━━━━━ Lesetext
Die Hauptstraße verlief nach Norden zum Fluss. Franz schaute die Straße hinunter und fand eine neue Menschenansammlung vor. Er blieb abrupt stehen und schluckte. Offensichtlich kam er zu spät. Vor jedem Gebäude in diesem Bereich der Straße hatte sich eine lange Reihe von Männern versammelt. Sie alle suchten Arbeit. Manche bliesen sich in die Hände. Andere bewegten ihre Körper leicht vor und zurück, um sich warm zu halten. Die meisten waren Veteranen und trugen die gleichen grauen Umhänge und Mäntel, die sie im Krieg getragen hatten. Die Umrisse der Nähte von Rangabzeichen, die sie abgerissen hatten, waren noch zu erkennen. Wie Franz waren sie Konkurrenten im Kampf um die Krümel einer trostlosen Wirtschaft.

Die Ziegelei lag weiter unten in der Straße, und Franz hoffte, dort eine kürzere Warteschlange vorzufinden. Er ging weiter und kam an Leuten vorbei, die in einem ausgebombten Gebäude arbeiteten – die Wand zur Straße war nicht mehr vorhanden. Unter einer Zeltplane beugten sich Männer in Winterkleidung über ihre Werkbänke und reparierten kleine Motoren. Eine Frau, der ein Arm fehlte, ging zwischen ihnen umher und gab Arbeitsanweisungen weiter.

Ein Hupton warnte Franz; er sprang auf den Bordstein, als ein amerikanischer Jeep der Militärpolizei vorbeiraste – die GIs trugen saubere, weiße Helme. Die Amerikaner sorgten für Recht und Ordnung, während eine kleine Truppe unbewaffneter deutscher Polizisten bei »örtlichen« Angelegenheiten assistierte. Manche der deutschen Veteranen wandten das Gesicht immer noch ab, wenn die Jeeps vorbeikamen.

Vor sich auf der Bank an der Stelle, wo normalerweise die Busse hielten, sah Franz einen beinamputierten Veteranen. Jeden Tag saß dieser Mann in seiner zerlumpten Heeresuniform auf dieser Bank. Er sah aus wie vierzig, hätte aber auch erst zwanzig sein können; er hatte langes Haar, graue Bartstoppeln, und seine Augen zwinkerten nervös, als hätte er tausend Höllen gesehen. Er war das Abbild einer schlimmen Vergangenheit, die alle vergessen wollten.
━━━━━━━━━━
• **Ziel der Aufgabe 1**:
Fasse den Lesetext in zwei Sätzen zusammen.
Der Lesetext und die Datensätze haben inhaltlich nichts miteinander zu tun.
━━━━━ Datensätze
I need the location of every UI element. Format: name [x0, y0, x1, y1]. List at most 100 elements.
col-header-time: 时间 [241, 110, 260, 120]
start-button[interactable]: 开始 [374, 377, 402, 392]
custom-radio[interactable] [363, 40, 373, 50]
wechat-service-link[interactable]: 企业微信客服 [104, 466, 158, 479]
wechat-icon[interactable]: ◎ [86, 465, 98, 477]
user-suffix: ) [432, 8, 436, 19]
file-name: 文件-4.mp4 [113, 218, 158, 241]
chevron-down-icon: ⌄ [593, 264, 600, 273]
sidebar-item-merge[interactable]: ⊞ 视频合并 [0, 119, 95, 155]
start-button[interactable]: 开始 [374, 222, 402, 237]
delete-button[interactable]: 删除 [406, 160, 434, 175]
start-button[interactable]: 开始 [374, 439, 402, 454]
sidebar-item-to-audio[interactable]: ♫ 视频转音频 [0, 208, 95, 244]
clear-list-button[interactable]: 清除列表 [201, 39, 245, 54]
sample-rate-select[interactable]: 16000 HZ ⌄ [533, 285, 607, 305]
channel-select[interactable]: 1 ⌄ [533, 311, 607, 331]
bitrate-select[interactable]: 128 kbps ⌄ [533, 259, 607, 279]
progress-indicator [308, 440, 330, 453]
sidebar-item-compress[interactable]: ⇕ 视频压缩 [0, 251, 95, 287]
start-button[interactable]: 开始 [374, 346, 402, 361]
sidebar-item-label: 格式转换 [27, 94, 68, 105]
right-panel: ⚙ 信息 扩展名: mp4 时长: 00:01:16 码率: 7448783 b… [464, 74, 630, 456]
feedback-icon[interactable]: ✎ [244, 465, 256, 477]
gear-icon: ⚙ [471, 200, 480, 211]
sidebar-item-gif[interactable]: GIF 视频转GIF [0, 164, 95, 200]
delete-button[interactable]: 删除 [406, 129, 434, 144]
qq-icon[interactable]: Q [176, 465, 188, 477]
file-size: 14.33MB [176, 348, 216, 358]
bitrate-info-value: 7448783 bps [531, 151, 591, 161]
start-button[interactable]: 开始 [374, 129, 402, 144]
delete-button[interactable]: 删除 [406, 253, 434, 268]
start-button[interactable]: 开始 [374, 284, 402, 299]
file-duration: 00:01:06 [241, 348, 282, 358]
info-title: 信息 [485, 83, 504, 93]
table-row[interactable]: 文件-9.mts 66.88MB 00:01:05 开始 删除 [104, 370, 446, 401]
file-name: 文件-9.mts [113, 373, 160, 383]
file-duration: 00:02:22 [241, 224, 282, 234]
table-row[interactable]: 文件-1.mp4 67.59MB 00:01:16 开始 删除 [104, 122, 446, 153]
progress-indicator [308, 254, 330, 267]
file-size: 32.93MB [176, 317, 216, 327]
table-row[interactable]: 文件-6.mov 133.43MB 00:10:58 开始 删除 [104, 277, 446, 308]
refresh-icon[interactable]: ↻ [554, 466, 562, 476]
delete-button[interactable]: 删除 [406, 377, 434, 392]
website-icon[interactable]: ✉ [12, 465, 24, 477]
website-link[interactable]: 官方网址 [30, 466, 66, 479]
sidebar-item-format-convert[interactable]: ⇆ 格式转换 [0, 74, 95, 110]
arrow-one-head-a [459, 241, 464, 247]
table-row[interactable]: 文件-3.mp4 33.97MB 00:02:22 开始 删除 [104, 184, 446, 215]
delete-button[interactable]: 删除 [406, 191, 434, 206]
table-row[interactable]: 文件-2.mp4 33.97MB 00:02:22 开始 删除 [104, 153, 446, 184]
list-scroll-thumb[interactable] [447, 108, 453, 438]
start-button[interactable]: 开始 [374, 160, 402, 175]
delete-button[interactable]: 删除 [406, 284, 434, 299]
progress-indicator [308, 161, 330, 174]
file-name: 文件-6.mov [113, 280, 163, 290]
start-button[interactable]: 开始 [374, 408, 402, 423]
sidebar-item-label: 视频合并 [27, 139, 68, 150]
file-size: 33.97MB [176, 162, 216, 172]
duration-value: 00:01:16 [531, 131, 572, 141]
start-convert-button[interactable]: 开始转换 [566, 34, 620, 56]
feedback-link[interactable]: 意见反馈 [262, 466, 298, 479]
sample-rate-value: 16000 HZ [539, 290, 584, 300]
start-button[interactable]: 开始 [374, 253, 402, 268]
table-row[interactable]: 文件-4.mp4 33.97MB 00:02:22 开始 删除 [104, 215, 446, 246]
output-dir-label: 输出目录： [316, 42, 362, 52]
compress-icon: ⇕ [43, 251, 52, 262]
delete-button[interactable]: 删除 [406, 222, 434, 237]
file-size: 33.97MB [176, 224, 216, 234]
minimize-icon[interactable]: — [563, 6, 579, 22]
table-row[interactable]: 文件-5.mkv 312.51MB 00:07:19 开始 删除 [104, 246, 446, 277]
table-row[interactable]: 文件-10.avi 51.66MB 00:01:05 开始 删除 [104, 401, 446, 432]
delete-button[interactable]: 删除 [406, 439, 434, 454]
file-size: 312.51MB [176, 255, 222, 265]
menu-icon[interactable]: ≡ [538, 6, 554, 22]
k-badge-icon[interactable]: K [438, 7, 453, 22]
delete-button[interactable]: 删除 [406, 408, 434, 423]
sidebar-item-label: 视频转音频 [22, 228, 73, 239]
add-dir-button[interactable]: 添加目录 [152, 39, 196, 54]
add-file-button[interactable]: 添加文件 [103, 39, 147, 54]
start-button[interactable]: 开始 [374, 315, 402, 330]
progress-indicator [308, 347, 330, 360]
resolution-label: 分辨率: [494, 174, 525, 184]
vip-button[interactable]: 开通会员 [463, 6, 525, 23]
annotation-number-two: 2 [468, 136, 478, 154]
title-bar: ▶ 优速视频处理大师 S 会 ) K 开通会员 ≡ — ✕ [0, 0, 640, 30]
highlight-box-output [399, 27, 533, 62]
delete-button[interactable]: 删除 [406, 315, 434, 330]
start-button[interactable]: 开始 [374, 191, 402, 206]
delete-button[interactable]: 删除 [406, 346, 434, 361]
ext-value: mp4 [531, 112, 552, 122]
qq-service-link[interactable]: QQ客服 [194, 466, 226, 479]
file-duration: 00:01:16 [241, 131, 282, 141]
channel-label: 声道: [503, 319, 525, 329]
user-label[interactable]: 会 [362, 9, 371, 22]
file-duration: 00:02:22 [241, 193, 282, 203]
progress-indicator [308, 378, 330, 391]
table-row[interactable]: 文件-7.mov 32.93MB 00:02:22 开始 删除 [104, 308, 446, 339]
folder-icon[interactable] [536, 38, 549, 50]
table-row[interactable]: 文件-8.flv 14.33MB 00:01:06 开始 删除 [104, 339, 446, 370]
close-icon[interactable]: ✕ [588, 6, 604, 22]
━━━━━━━━━━
• **Ziel der Aufgabe 2**:
Gib die Zeilen der Datensätze als nummerierte Liste aus, beginnend am Anfang der Datensätze und endend mit der Zeile, die „progress-indicator [308, 440, 330, 453]“ enthält. Beide Grenzen gehören dazu, Leerzeilen lässt du weg.

• **Ergebnis 1**:
Franz sieht auf der Hauptstraße vor jedem Gebäude lange Reihen arbeitssuchender Männer, meist Veteranen in ihren grauen Kriegsmänteln, und geht weiter zur Ziegelei, weil er dort auf eine kürzere Warteschlange hofft. Unterwegs kommt er an Männern vorbei, die in einem ausgebombten Gebäude Motoren reparieren, springt vor einem Jeep der amerikanischen Militärpolizei auf den Bordstein und sieht auf der Bank, wo sonst die Busse halten, einen beinamputierten Veteranen in zerlumpter Heeresuniform.

• **Ergebnis 2**:
1. I need the location of every UI element. Format: name [x0, y0, x1, y1]. List at most 100 elements.
2. col-header-time: 时间 [241, 110, 260, 120]
3. start-button[interactable]: 开始 [374, 377, 402, 392]
4. custom-radio[interactable] [363, 40, 373, 50]
5. wechat-service-link[interactable]: 企业微信客服 [104, 466, 158, 479]
6. wechat-icon[interactable]: ◎ [86, 465, 98, 477]
7. user-suffix: ) [432, 8, 436, 19]
8. file-name: 文件-4.mp4 [113, 218, 158, 241]
9. chevron-down-icon: ⌄ [593, 264, 600, 273]
10. sidebar-item-merge[interactable]: ⊞ 视频合并 [0, 119, 95, 155]
11. start-button[interactable]: 开始 [374, 222, 402, 237]
12. delete-button[interactable]: 删除 [406, 160, 434, 175]
13. start-button[interactable]: 开始 [374, 439, 402, 454]
14. sidebar-item-to-audio[interactable]: ♫ 视频转音频 [0, 208, 95, 244]
15. clear-list-button[interactable]: 清除列表 [201, 39, 245, 54]
16. sample-rate-select[interactable]: 16000 HZ ⌄ [533, 285, 607, 305]
17. channel-select[interactable]: 1 ⌄ [533, 311, 607, 331]
18. bitrate-select[interactable]: 128 kbps ⌄ [533, 259, 607, 279]
19. progress-indicator [308, 440, 330, 453]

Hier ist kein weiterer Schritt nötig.